## EXERCISE MATERIAL
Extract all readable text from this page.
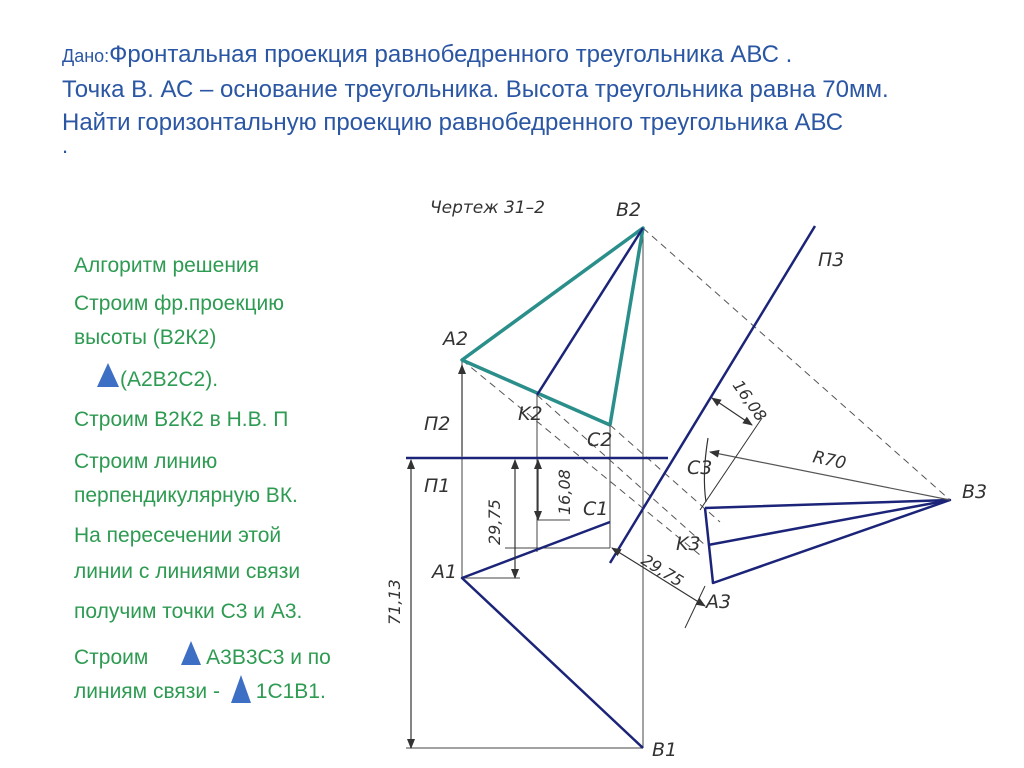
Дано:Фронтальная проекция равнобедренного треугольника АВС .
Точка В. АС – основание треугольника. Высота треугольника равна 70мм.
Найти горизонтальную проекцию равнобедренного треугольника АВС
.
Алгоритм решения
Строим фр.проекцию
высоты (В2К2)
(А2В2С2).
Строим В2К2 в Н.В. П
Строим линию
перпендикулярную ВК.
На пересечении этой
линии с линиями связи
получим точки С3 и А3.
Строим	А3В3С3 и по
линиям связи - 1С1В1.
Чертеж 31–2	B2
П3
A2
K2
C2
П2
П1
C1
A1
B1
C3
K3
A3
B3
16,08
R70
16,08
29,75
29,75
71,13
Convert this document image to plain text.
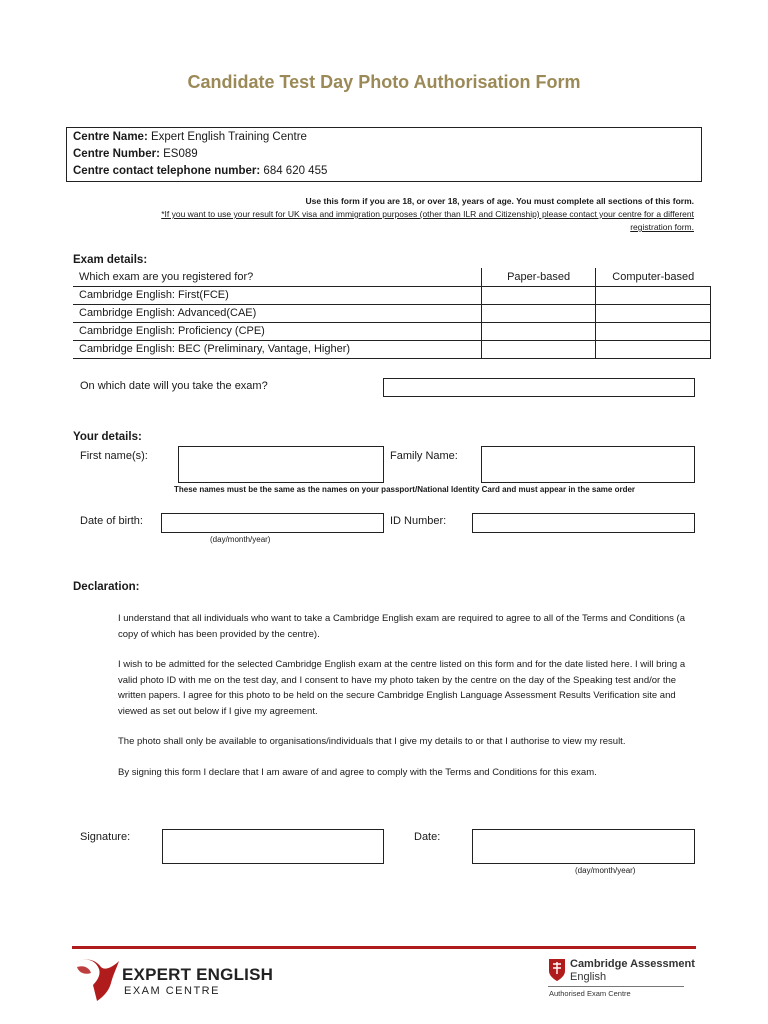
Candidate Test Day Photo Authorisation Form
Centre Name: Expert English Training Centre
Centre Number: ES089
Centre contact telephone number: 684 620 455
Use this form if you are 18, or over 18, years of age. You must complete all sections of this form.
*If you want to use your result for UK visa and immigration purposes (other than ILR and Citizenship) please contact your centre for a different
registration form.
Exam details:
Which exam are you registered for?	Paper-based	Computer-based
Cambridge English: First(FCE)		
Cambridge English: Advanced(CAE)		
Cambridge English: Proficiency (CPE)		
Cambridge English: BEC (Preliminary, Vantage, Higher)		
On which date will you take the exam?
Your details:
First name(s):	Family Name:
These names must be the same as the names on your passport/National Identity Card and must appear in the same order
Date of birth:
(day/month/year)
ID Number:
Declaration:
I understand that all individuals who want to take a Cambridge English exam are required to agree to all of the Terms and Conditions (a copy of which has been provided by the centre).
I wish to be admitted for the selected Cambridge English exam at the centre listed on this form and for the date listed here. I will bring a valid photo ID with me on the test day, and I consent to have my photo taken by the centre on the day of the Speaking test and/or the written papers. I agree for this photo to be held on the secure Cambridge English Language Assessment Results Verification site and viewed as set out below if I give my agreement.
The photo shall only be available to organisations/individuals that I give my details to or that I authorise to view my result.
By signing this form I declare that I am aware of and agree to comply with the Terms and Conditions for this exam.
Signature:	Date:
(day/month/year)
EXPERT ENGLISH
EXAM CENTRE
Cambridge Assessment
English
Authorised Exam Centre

* * *

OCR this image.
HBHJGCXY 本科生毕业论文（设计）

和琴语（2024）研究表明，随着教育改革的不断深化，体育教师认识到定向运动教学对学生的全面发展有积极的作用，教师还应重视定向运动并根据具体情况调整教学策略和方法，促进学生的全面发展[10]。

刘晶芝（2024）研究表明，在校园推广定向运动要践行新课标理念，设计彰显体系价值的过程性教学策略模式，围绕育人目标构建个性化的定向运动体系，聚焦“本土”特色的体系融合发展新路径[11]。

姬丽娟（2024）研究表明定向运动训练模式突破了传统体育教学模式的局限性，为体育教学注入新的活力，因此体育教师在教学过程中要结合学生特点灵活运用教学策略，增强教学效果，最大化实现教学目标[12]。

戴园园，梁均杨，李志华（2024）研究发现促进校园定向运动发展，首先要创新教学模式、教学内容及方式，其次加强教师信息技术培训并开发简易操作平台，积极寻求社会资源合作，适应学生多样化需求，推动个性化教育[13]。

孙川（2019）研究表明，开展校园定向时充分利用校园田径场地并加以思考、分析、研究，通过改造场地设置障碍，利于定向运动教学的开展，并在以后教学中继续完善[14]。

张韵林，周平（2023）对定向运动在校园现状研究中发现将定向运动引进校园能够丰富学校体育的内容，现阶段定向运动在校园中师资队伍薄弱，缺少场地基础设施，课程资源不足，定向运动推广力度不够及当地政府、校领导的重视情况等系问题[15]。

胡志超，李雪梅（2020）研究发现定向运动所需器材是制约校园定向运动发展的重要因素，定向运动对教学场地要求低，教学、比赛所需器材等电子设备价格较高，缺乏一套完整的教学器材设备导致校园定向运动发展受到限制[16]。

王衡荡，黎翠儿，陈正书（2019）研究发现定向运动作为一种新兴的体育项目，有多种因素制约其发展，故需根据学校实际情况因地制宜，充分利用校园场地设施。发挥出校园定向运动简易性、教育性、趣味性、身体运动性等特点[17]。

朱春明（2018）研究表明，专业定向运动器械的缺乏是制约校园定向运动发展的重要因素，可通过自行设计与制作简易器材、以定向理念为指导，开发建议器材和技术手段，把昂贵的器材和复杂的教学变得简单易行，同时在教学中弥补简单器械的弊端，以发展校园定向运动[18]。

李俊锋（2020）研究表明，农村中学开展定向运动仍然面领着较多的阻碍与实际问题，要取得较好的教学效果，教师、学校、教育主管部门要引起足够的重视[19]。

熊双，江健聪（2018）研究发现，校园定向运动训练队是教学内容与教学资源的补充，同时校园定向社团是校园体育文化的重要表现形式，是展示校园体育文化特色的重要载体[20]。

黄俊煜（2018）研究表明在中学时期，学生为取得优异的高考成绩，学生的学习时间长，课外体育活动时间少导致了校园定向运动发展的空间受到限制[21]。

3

---

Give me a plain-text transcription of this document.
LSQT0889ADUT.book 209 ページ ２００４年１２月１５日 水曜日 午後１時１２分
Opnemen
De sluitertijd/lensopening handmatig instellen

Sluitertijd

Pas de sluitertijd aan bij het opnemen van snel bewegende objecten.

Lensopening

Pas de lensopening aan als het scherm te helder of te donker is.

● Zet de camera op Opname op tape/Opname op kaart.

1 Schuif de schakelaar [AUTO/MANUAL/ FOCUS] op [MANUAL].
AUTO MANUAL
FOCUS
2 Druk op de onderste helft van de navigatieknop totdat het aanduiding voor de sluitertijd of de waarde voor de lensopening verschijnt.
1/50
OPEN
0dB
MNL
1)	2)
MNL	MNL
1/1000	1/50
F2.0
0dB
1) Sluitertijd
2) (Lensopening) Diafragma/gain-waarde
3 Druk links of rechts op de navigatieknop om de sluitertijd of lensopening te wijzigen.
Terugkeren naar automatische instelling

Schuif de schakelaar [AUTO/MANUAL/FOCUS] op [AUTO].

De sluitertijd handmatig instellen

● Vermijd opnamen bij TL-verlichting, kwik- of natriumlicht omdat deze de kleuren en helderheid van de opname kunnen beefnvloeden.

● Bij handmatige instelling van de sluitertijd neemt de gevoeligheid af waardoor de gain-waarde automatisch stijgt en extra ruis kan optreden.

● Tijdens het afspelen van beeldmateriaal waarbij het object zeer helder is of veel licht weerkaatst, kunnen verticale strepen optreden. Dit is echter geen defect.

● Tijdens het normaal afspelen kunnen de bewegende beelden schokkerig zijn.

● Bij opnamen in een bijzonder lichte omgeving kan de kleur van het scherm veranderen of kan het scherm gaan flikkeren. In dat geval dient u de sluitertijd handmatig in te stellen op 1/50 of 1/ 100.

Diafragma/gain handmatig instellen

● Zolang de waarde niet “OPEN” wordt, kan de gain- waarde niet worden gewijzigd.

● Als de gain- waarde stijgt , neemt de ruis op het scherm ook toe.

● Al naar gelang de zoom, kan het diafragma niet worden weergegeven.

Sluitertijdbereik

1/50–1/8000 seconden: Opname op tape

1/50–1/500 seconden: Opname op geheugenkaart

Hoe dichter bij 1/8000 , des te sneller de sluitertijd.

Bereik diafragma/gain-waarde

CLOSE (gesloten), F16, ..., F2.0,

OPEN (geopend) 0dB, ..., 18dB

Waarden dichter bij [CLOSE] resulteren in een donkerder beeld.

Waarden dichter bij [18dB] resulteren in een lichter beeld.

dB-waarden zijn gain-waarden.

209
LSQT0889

## STATED EXERCISE
From the entries above, list each line with "document" in it.

## TASK OUTPUT
Convert this document image to plain text.
Give me a plain-text transcription of this document.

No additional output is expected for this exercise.